Rows from a dataset:
•••••
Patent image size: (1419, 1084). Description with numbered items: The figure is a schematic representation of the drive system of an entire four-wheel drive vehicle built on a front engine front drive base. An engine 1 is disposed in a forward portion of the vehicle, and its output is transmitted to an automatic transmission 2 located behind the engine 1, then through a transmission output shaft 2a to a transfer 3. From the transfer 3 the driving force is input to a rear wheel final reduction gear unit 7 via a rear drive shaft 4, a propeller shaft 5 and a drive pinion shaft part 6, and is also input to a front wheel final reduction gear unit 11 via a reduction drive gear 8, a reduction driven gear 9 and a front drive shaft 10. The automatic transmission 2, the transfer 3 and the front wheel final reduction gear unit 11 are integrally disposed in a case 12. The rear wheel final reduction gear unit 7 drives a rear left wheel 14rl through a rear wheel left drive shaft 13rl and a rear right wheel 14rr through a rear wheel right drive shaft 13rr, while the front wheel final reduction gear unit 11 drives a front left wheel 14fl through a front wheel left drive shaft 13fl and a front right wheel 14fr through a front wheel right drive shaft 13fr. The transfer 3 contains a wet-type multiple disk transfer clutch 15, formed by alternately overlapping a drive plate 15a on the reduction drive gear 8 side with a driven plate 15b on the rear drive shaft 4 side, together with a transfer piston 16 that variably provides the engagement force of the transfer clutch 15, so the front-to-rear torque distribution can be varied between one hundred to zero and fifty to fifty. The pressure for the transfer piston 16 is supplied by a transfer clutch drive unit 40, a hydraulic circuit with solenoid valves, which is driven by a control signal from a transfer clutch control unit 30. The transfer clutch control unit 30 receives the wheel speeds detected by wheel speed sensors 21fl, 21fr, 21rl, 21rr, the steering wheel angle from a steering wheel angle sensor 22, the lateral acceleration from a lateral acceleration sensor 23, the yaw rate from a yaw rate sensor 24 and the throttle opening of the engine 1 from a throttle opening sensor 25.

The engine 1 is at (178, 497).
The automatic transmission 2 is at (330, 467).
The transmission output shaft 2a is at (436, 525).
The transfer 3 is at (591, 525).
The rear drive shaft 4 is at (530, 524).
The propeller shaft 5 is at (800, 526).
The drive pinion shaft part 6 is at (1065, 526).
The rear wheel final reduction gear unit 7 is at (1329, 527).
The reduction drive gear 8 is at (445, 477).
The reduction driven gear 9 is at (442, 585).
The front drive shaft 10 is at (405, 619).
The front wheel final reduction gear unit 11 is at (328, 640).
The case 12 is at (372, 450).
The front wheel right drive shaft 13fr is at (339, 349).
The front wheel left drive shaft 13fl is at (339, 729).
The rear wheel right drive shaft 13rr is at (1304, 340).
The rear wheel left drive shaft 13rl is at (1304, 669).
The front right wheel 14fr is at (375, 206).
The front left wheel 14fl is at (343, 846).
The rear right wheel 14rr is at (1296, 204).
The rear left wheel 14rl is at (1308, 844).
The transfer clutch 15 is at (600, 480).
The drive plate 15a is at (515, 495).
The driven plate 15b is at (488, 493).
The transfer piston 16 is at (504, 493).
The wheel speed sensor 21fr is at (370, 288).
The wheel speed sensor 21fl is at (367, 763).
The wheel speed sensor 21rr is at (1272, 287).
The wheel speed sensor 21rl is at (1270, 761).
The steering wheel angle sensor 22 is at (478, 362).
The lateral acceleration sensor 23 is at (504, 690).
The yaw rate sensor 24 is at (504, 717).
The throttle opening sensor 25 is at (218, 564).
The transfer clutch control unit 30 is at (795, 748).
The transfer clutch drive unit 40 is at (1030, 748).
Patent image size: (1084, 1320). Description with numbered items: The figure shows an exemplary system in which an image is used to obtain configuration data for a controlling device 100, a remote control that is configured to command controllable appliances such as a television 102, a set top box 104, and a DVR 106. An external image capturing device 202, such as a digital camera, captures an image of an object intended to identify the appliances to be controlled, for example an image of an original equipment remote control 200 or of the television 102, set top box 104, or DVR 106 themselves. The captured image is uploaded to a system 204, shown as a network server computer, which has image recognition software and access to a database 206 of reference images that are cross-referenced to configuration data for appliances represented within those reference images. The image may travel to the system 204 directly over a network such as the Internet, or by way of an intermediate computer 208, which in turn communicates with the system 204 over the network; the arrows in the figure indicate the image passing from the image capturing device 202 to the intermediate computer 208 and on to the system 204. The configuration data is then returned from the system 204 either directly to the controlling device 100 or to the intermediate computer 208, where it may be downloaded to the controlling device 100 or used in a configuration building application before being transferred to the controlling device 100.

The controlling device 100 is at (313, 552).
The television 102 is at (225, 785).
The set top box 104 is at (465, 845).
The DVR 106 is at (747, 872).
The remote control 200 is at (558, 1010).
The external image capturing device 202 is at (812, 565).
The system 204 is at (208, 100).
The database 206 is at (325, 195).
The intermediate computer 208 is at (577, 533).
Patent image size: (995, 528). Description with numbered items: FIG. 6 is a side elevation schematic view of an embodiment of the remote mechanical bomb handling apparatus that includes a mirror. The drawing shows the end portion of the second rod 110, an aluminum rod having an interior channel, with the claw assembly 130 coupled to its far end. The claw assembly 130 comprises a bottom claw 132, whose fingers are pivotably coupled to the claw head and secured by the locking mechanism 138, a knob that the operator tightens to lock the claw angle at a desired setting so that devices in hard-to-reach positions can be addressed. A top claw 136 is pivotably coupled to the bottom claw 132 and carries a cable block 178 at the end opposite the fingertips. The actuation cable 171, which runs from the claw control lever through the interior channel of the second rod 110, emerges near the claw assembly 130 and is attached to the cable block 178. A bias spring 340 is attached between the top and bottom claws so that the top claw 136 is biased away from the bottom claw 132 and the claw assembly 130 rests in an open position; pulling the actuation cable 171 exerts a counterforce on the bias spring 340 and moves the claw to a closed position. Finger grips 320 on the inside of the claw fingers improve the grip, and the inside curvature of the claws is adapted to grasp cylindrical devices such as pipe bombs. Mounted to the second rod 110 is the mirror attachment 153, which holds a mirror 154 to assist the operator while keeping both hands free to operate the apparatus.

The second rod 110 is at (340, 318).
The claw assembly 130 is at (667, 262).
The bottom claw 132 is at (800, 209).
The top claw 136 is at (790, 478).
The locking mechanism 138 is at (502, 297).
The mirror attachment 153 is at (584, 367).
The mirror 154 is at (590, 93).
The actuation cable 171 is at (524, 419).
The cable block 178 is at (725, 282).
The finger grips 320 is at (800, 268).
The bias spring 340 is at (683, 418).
•••••
**What is asked**
Repeat the data above line for line, without changing anything.

**Solution to the exercise**
Patent image size: (1419, 1084). Description with numbered items: The figure is a schematic representation of the drive system of an entire four-wheel drive vehicle built on a front engine front drive base. An engine 1 is disposed in a forward portion of the vehicle, and its output is transmitted to an automatic transmission 2 located behind the engine 1, then through a transmission output shaft 2a to a transfer 3. From the transfer 3 the driving force is input to a rear wheel final reduction gear unit 7 via a rear drive shaft 4, a propeller shaft 5 and a drive pinion shaft part 6, and is also input to a front wheel final reduction gear unit 11 via a reduction drive gear 8, a reduction driven gear 9 and a front drive shaft 10. The automatic transmission 2, the transfer 3 and the front wheel final reduction gear unit 11 are integrally disposed in a case 12. The rear wheel final reduction gear unit 7 drives a rear left wheel 14rl through a rear wheel left drive shaft 13rl and a rear right wheel 14rr through a rear wheel right drive shaft 13rr, while the front wheel final reduction gear unit 11 drives a front left wheel 14fl through a front wheel left drive shaft 13fl and a front right wheel 14fr through a front wheel right drive shaft 13fr. The transfer 3 contains a wet-type multiple disk transfer clutch 15, formed by alternately overlapping a drive plate 15a on the reduction drive gear 8 side with a driven plate 15b on the rear drive shaft 4 side, together with a transfer piston 16 that variably provides the engagement force of the transfer clutch 15, so the front-to-rear torque distribution can be varied between one hundred to zero and fifty to fifty. The pressure for the transfer piston 16 is supplied by a transfer clutch drive unit 40, a hydraulic circuit with solenoid valves, which is driven by a control signal from a transfer clutch control unit 30. The transfer clutch control unit 30 receives the wheel speeds detected by wheel speed sensors 21fl, 21fr, 21rl, 21rr, the steering wheel angle from a steering wheel angle sensor 22, the lateral acceleration from a lateral acceleration sensor 23, the yaw rate from a yaw rate sensor 24 and the throttle opening of the engine 1 from a throttle opening sensor 25.

The engine 1 is at (178, 497).
The automatic transmission 2 is at (330, 467).
The transmission output shaft 2a is at (436, 525).
The transfer 3 is at (591, 525).
The rear drive shaft 4 is at (530, 524).
The propeller shaft 5 is at (800, 526).
The drive pinion shaft part 6 is at (1065, 526).
The rear wheel final reduction gear unit 7 is at (1329, 527).
The reduction drive gear 8 is at (445, 477).
The reduction driven gear 9 is at (442, 585).
The front drive shaft 10 is at (405, 619).
The front wheel final reduction gear unit 11 is at (328, 640).
The case 12 is at (372, 450).
The front wheel right drive shaft 13fr is at (339, 349).
The front wheel left drive shaft 13fl is at (339, 729).
The rear wheel right drive shaft 13rr is at (1304, 340).
The rear wheel left drive shaft 13rl is at (1304, 669).
The front right wheel 14fr is at (375, 206).
The front left wheel 14fl is at (343, 846).
The rear right wheel 14rr is at (1296, 204).
The rear left wheel 14rl is at (1308, 844).
The transfer clutch 15 is at (600, 480).
The drive plate 15a is at (515, 495).
The driven plate 15b is at (488, 493).
The transfer piston 16 is at (504, 493).
The wheel speed sensor 21fr is at (370, 288).
The wheel speed sensor 21fl is at (367, 763).
The wheel speed sensor 21rr is at (1272, 287).
The wheel speed sensor 21rl is at (1270, 761).
The steering wheel angle sensor 22 is at (478, 362).
The lateral acceleration sensor 23 is at (504, 690).
The yaw rate sensor 24 is at (504, 717).
The throttle opening sensor 25 is at (218, 564).
The transfer clutch control unit 30 is at (795, 748).
The transfer clutch drive unit 40 is at (1030, 748).
Patent image size: (1084, 1320). Description with numbered items: The figure shows an exemplary system in which an image is used to obtain configuration data for a controlling device 100, a remote control that is configured to command controllable appliances such as a television 102, a set top box 104, and a DVR 106. An external image capturing device 202, such as a digital camera, captures an image of an object intended to identify the appliances to be controlled, for example an image of an original equipment remote control 200 or of the television 102, set top box 104, or DVR 106 themselves. The captured image is uploaded to a system 204, shown as a network server computer, which has image recognition software and access to a database 206 of reference images that are cross-referenced to configuration data for appliances represented within those reference images. The image may travel to the system 204 directly over a network such as the Internet, or by way of an intermediate computer 208, which in turn communicates with the system 204 over the network; the arrows in the figure indicate the image passing from the image capturing device 202 to the intermediate computer 208 and on to the system 204. The configuration data is then returned from the system 204 either directly to the controlling device 100 or to the intermediate computer 208, where it may be downloaded to the controlling device 100 or used in a configuration building application before being transferred to the controlling device 100.

The controlling device 100 is at (313, 552).
The television 102 is at (225, 785).
The set top box 104 is at (465, 845).
The DVR 106 is at (747, 872).
The remote control 200 is at (558, 1010).
The external image capturing device 202 is at (812, 565).
The system 204 is at (208, 100).
The database 206 is at (325, 195).
The intermediate computer 208 is at (577, 533).
Patent image size: (995, 528). Description with numbered items: FIG. 6 is a side elevation schematic view of an embodiment of the remote mechanical bomb handling apparatus that includes a mirror. The drawing shows the end portion of the second rod 110, an aluminum rod having an interior channel, with the claw assembly 130 coupled to its far end. The claw assembly 130 comprises a bottom claw 132, whose fingers are pivotably coupled to the claw head and secured by the locking mechanism 138, a knob that the operator tightens to lock the claw angle at a desired setting so that devices in hard-to-reach positions can be addressed. A top claw 136 is pivotably coupled to the bottom claw 132 and carries a cable block 178 at the end opposite the fingertips. The actuation cable 171, which runs from the claw control lever through the interior channel of the second rod 110, emerges near the claw assembly 130 and is attached to the cable block 178. A bias spring 340 is attached between the top and bottom claws so that the top claw 136 is biased away from the bottom claw 132 and the claw assembly 130 rests in an open position; pulling the actuation cable 171 exerts a counterforce on the bias spring 340 and moves the claw to a closed position. Finger grips 320 on the inside of the claw fingers improve the grip, and the inside curvature of the claws is adapted to grasp cylindrical devices such as pipe bombs. Mounted to the second rod 110 is the mirror attachment 153, which holds a mirror 154 to assist the operator while keeping both hands free to operate the apparatus.

The second rod 110 is at (340, 318).
The claw assembly 130 is at (667, 262).
The bottom claw 132 is at (800, 209).
The top claw 136 is at (790, 478).
The locking mechanism 138 is at (502, 297).
The mirror attachment 153 is at (584, 367).
The mirror 154 is at (590, 93).
The actuation cable 171 is at (524, 419).
The cable block 178 is at (725, 282).
The finger grips 320 is at (800, 268).
The bias spring 340 is at (683, 418).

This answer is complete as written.